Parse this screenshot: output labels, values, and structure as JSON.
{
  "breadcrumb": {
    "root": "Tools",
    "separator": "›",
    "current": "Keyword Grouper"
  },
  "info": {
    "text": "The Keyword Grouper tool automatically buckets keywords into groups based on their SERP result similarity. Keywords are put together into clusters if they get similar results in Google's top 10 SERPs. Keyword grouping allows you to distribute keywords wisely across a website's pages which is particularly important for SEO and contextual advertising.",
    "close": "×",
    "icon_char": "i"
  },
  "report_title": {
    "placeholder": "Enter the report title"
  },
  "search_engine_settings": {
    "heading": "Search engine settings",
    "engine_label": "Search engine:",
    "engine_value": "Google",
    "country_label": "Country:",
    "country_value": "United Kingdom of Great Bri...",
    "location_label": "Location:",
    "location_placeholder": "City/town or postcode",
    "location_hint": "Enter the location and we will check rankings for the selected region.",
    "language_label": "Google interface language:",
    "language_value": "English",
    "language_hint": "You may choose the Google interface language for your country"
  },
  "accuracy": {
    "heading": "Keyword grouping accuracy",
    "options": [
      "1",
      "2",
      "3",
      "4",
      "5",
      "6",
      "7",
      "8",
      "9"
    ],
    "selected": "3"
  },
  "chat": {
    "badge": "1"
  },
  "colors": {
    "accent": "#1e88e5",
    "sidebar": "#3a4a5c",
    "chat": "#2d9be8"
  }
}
◇ ◇ ◇
- **Exercise objective**
Copy all lines from the material that hold "selected".

- **Response for this exercise**
    "location_hint": "Enter the location and we will check rankings for the selected region.",
    "selected": "3"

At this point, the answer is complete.